◆ **The task**:
Copy out lines with the word "mean" from the material that follows.

▬▬▬

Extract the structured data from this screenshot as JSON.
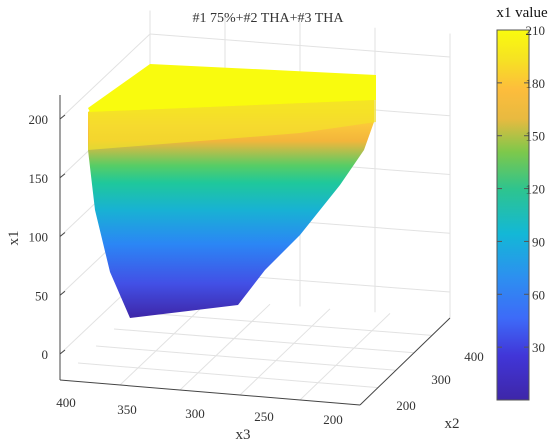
{
  "chart_data": {
    "type": "surface3d",
    "title": "#1 75%+#2 THA+#3 THA",
    "zlabel": "x1",
    "xlabel": "x3",
    "ylabel": "x2",
    "colorbar_label": "x1 value",
    "z_ticks": [
      "0",
      "50",
      "100",
      "150",
      "200"
    ],
    "x3_ticks": [
      "400",
      "350",
      "300",
      "250",
      "200"
    ],
    "x2_ticks": [
      "200",
      "300",
      "400"
    ],
    "colorbar_ticks": [
      "30",
      "60",
      "90",
      "120",
      "150",
      "180",
      "210"
    ],
    "zlim": [
      0,
      220
    ],
    "clim": [
      0,
      210
    ],
    "colormap": "parula",
    "grid": true,
    "surface_profile": [
      {
        "x1": 30,
        "band": "dark-blue"
      },
      {
        "x1": 60,
        "band": "blue"
      },
      {
        "x1": 100,
        "band": "light-blue"
      },
      {
        "x1": 130,
        "band": "teal"
      },
      {
        "x1": 160,
        "band": "green"
      },
      {
        "x1": 180,
        "band": "orange"
      },
      {
        "x1": 210,
        "band": "yellow"
      }
    ]
  }
}
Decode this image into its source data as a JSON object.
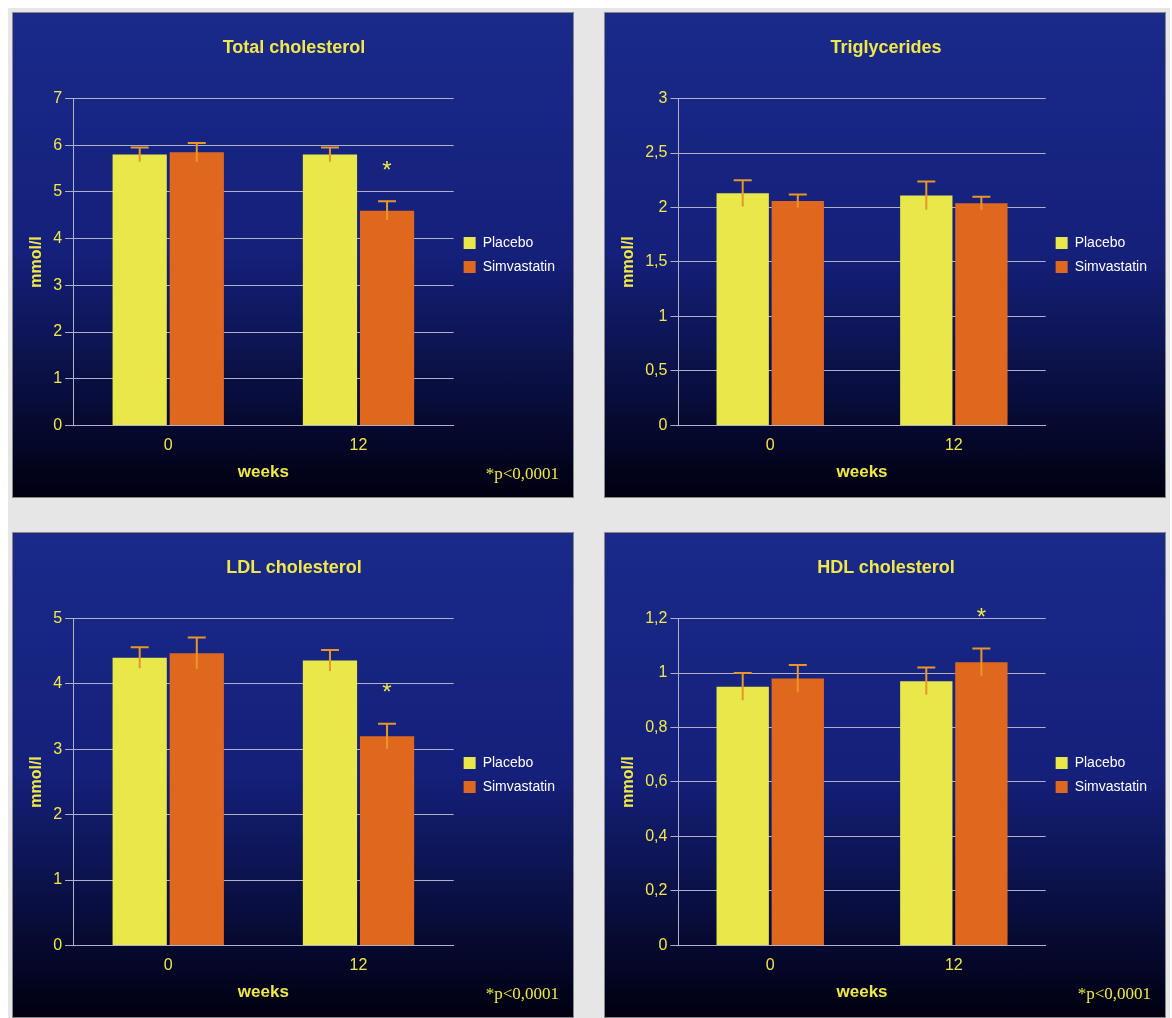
{
  "chart_data": [
    {
      "type": "bar",
      "title": "Total cholesterol",
      "xlabel": "weeks",
      "ylabel": "mmol/l",
      "categories": [
        "0",
        "12"
      ],
      "series": [
        {
          "name": "Placebo",
          "color": "#e8e84a",
          "values": [
            5.8,
            5.8
          ],
          "errors": [
            0.15,
            0.15
          ]
        },
        {
          "name": "Simvastatin",
          "color": "#e0681e",
          "values": [
            5.85,
            4.6
          ],
          "errors": [
            0.2,
            0.2
          ]
        }
      ],
      "ylim": [
        0,
        7
      ],
      "yticks": [
        0,
        1,
        2,
        3,
        4,
        5,
        6,
        7
      ],
      "grid": "y",
      "legend": "right",
      "annotations": [
        "*",
        "*p<0,0001"
      ]
    },
    {
      "type": "bar",
      "title": "Triglycerides",
      "xlabel": "weeks",
      "ylabel": "mmol/l",
      "categories": [
        "0",
        "12"
      ],
      "series": [
        {
          "name": "Placebo",
          "color": "#e8e84a",
          "values": [
            2.13,
            2.11
          ],
          "errors": [
            0.12,
            0.13
          ]
        },
        {
          "name": "Simvastatin",
          "color": "#e0681e",
          "values": [
            2.06,
            2.04
          ],
          "errors": [
            0.06,
            0.06
          ]
        }
      ],
      "ylim": [
        0,
        3
      ],
      "yticks": [
        0,
        {
          "value": 0.5,
          "label": "0,5"
        },
        1,
        {
          "value": 1.5,
          "label": "1,5"
        },
        2,
        {
          "value": 2.5,
          "label": "2,5"
        },
        3
      ],
      "grid": "y",
      "legend": "right"
    },
    {
      "type": "bar",
      "title": "LDL cholesterol",
      "xlabel": "weeks",
      "ylabel": "mmol/l",
      "categories": [
        "0",
        "12"
      ],
      "series": [
        {
          "name": "Placebo",
          "color": "#e8e84a",
          "values": [
            4.4,
            4.36
          ],
          "errors": [
            0.16,
            0.16
          ]
        },
        {
          "name": "Simvastatin",
          "color": "#e0681e",
          "values": [
            4.47,
            3.2
          ],
          "errors": [
            0.24,
            0.19
          ]
        }
      ],
      "ylim": [
        0,
        5
      ],
      "yticks": [
        0,
        1,
        2,
        3,
        4,
        5
      ],
      "grid": "y",
      "legend": "right",
      "annotations": [
        "*",
        "*p<0,0001"
      ]
    },
    {
      "type": "bar",
      "title": "HDL cholesterol",
      "xlabel": "weeks",
      "ylabel": "mmol/l",
      "categories": [
        "0",
        "12"
      ],
      "series": [
        {
          "name": "Placebo",
          "color": "#e8e84a",
          "values": [
            0.95,
            0.97
          ],
          "errors": [
            0.05,
            0.05
          ]
        },
        {
          "name": "Simvastatin",
          "color": "#e0681e",
          "values": [
            0.98,
            1.04
          ],
          "errors": [
            0.05,
            0.05
          ]
        }
      ],
      "ylim": [
        0,
        1.2
      ],
      "yticks": [
        0,
        {
          "value": 0.2,
          "label": "0,2"
        },
        {
          "value": 0.4,
          "label": "0,4"
        },
        {
          "value": 0.6,
          "label": "0,6"
        },
        {
          "value": 0.8,
          "label": "0,8"
        },
        1,
        {
          "value": 1.2,
          "label": "1,2"
        }
      ],
      "grid": "y",
      "legend": "right",
      "annotations": [
        "*",
        "*p<0,0001"
      ]
    }
  ]
}
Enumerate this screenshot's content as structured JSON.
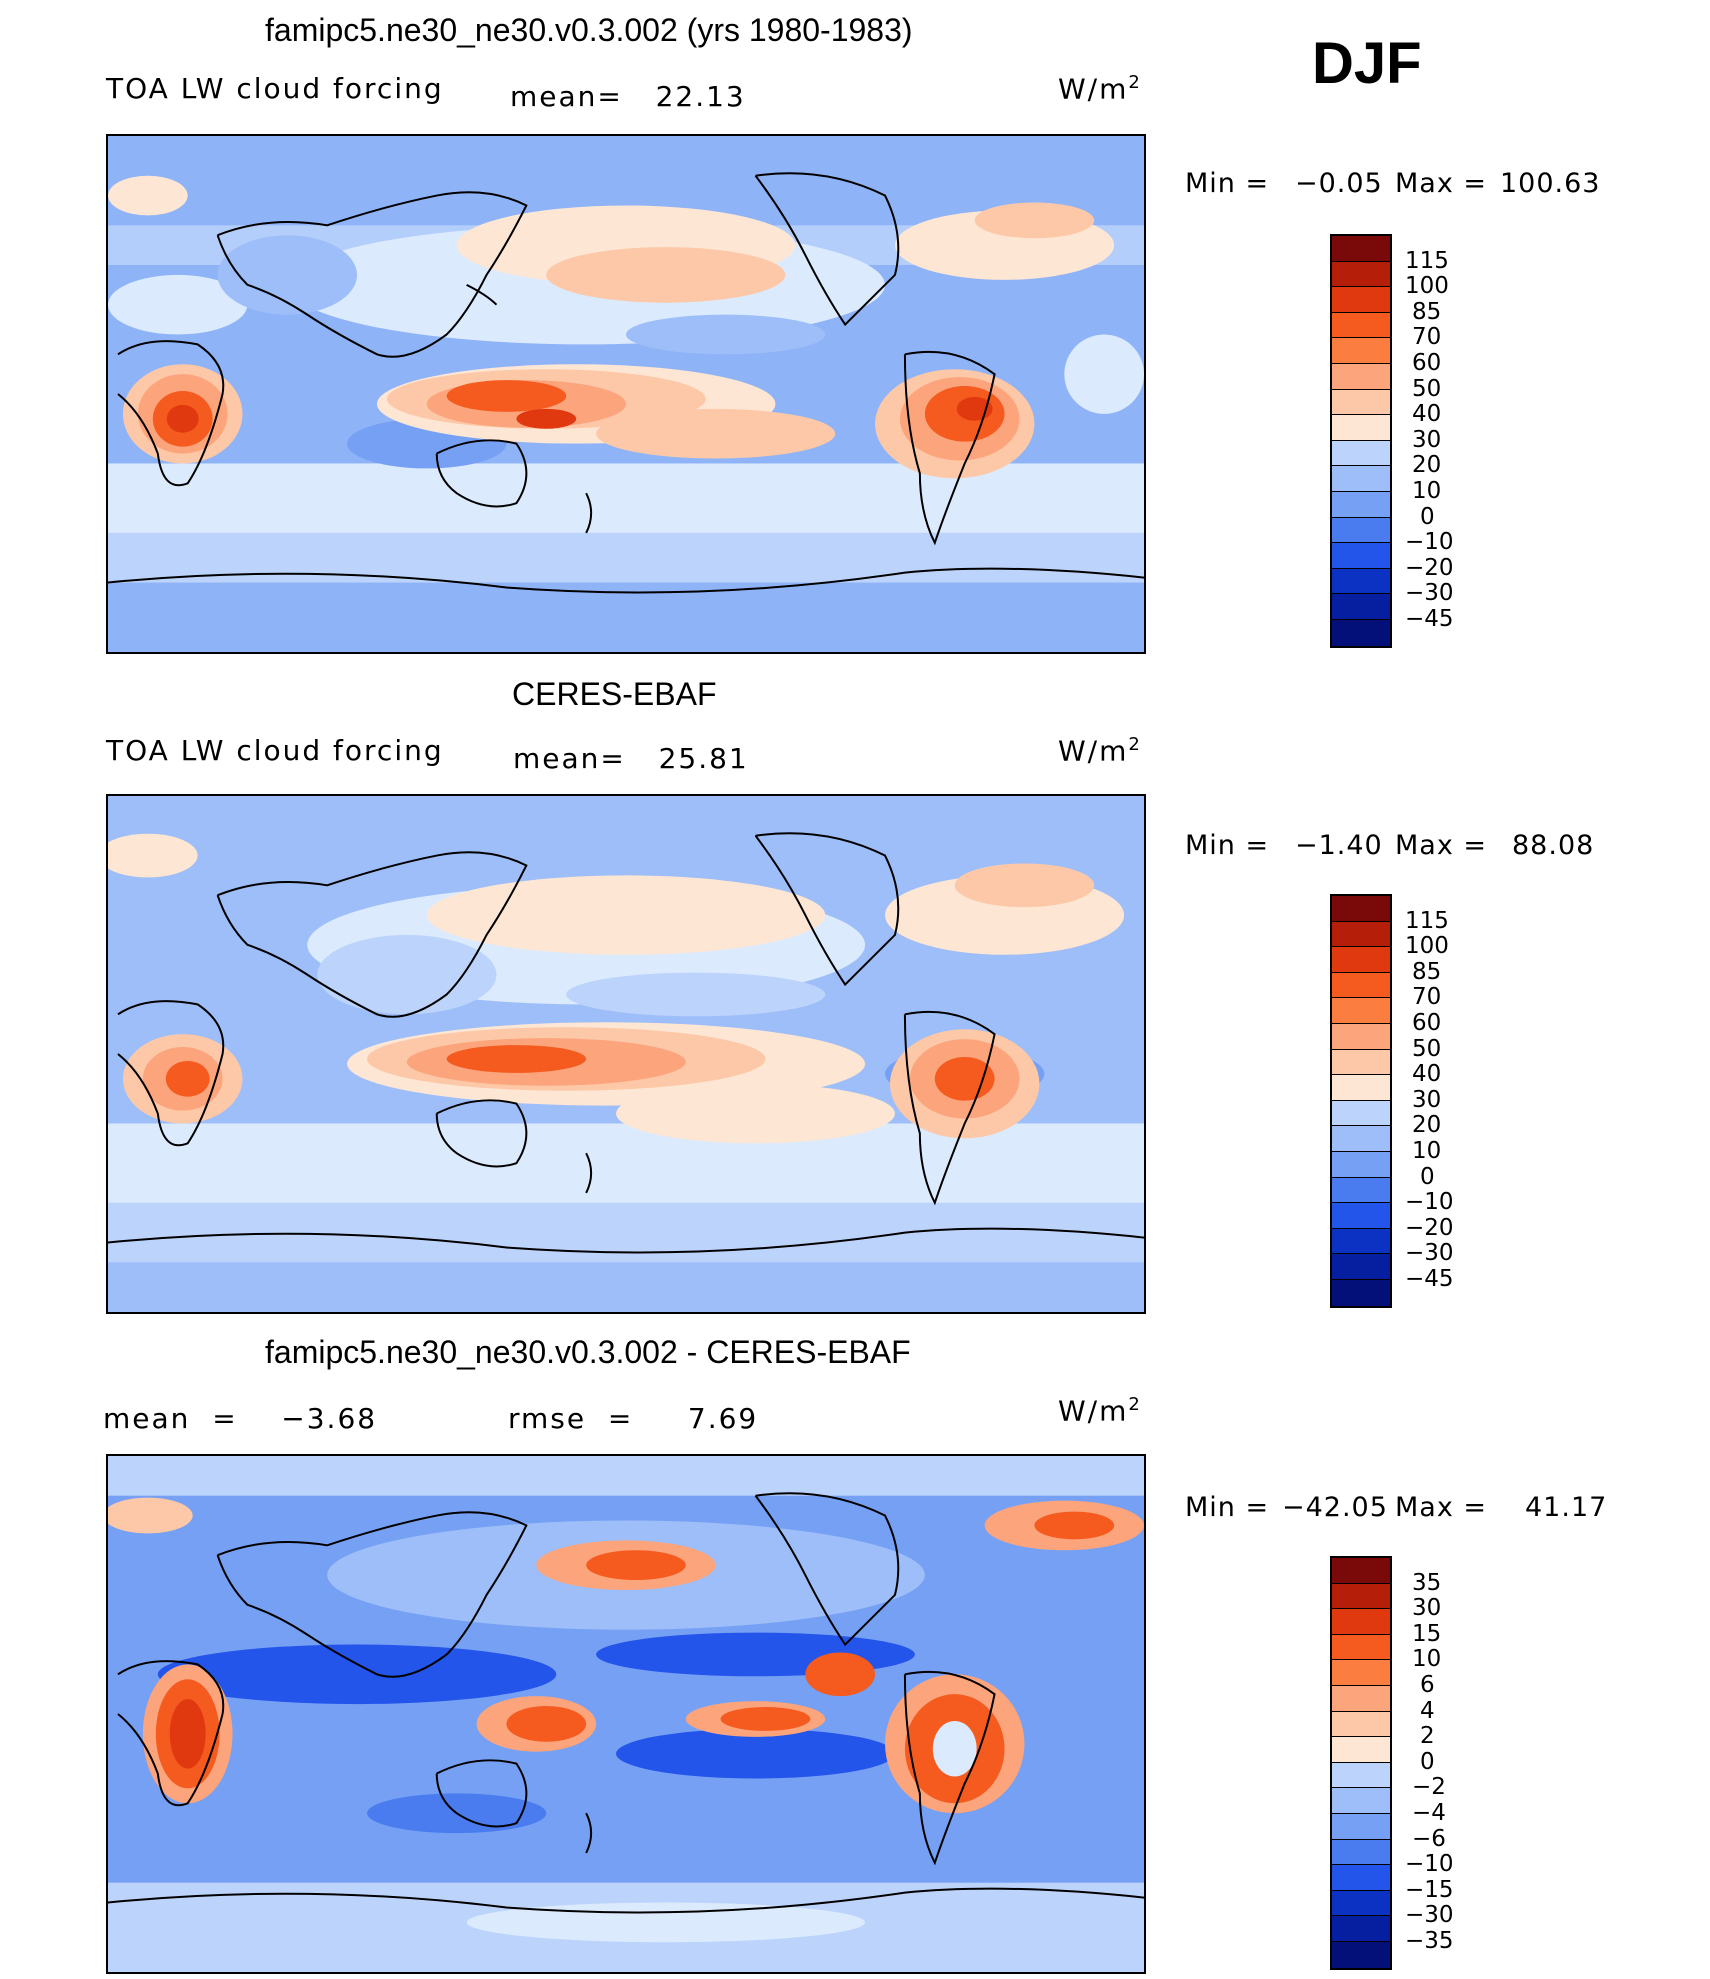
{
  "season": "DJF",
  "panels": [
    {
      "title": "famipc5.ne30_ne30.v0.3.002 (yrs 1980-1983)",
      "left": "TOA LW cloud forcing",
      "stat1": "mean=   22.13",
      "stat2": "",
      "units": "W/m",
      "units_sup": "2",
      "min_label": "Min  =",
      "min_value": "−0.05",
      "max_label": "Max  =",
      "max_value": "100.63",
      "legend": [
        "115",
        "100",
        "85",
        "70",
        "60",
        "50",
        "40",
        "30",
        "20",
        "10",
        "0",
        "−10",
        "−20",
        "−30",
        "−45"
      ]
    },
    {
      "title": "CERES-EBAF",
      "left": "TOA LW cloud forcing",
      "stat1": "mean=   25.81",
      "stat2": "",
      "units": "W/m",
      "units_sup": "2",
      "min_label": "Min  =",
      "min_value": "−1.40",
      "max_label": "Max  =",
      "max_value": "88.08",
      "legend": [
        "115",
        "100",
        "85",
        "70",
        "60",
        "50",
        "40",
        "30",
        "20",
        "10",
        "0",
        "−10",
        "−20",
        "−30",
        "−45"
      ]
    },
    {
      "title": "famipc5.ne30_ne30.v0.3.002 - CERES-EBAF",
      "left": "mean  =    −3.68",
      "stat1": "rmse  =     7.69",
      "stat2": "",
      "units": "W/m",
      "units_sup": "2",
      "min_label": "Min  =",
      "min_value": "−42.05",
      "max_label": "Max  =",
      "max_value": "41.17",
      "legend": [
        "35",
        "30",
        "15",
        "10",
        "6",
        "4",
        "2",
        "0",
        "−2",
        "−4",
        "−6",
        "−10",
        "−15",
        "−30",
        "−35"
      ]
    }
  ],
  "colors": {
    "scale": [
      "#7a0a0a",
      "#b51f0a",
      "#e0380f",
      "#f55a1e",
      "#fb7d40",
      "#fca47c",
      "#fdc8a8",
      "#fde6d3",
      "#dbeafd",
      "#bcd4fb",
      "#9dbef8",
      "#76a0f3",
      "#4a7cf0",
      "#2355ea",
      "#0c32c4",
      "#061ea0",
      "#03107a"
    ]
  },
  "chart_data": [
    {
      "type": "heatmap",
      "title": "famipc5.ne30_ne30.v0.3.002 (yrs 1980-1983)",
      "variable": "TOA LW cloud forcing",
      "units": "W/m2",
      "mean": 22.13,
      "min": -0.05,
      "max": 100.63,
      "contour_levels": [
        -45,
        -30,
        -20,
        -10,
        0,
        10,
        20,
        30,
        40,
        50,
        60,
        70,
        85,
        100,
        115
      ]
    },
    {
      "type": "heatmap",
      "title": "CERES-EBAF",
      "variable": "TOA LW cloud forcing",
      "units": "W/m2",
      "mean": 25.81,
      "min": -1.4,
      "max": 88.08,
      "contour_levels": [
        -45,
        -30,
        -20,
        -10,
        0,
        10,
        20,
        30,
        40,
        50,
        60,
        70,
        85,
        100,
        115
      ]
    },
    {
      "type": "heatmap",
      "title": "famipc5.ne30_ne30.v0.3.002 - CERES-EBAF",
      "units": "W/m2",
      "mean": -3.68,
      "rmse": 7.69,
      "min": -42.05,
      "max": 41.17,
      "contour_levels": [
        -35,
        -30,
        -15,
        -10,
        -6,
        -4,
        -2,
        0,
        2,
        4,
        6,
        10,
        15,
        30,
        35
      ]
    }
  ]
}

▬▬▬

◆ **Answer to this task**:
      "stat1": "mean=   22.13",
      "stat1": "mean=   25.81",
      "left": "mean  =    −3.68",
      "mean": 22.13,
      "mean": 25.81,
      "mean": -3.68,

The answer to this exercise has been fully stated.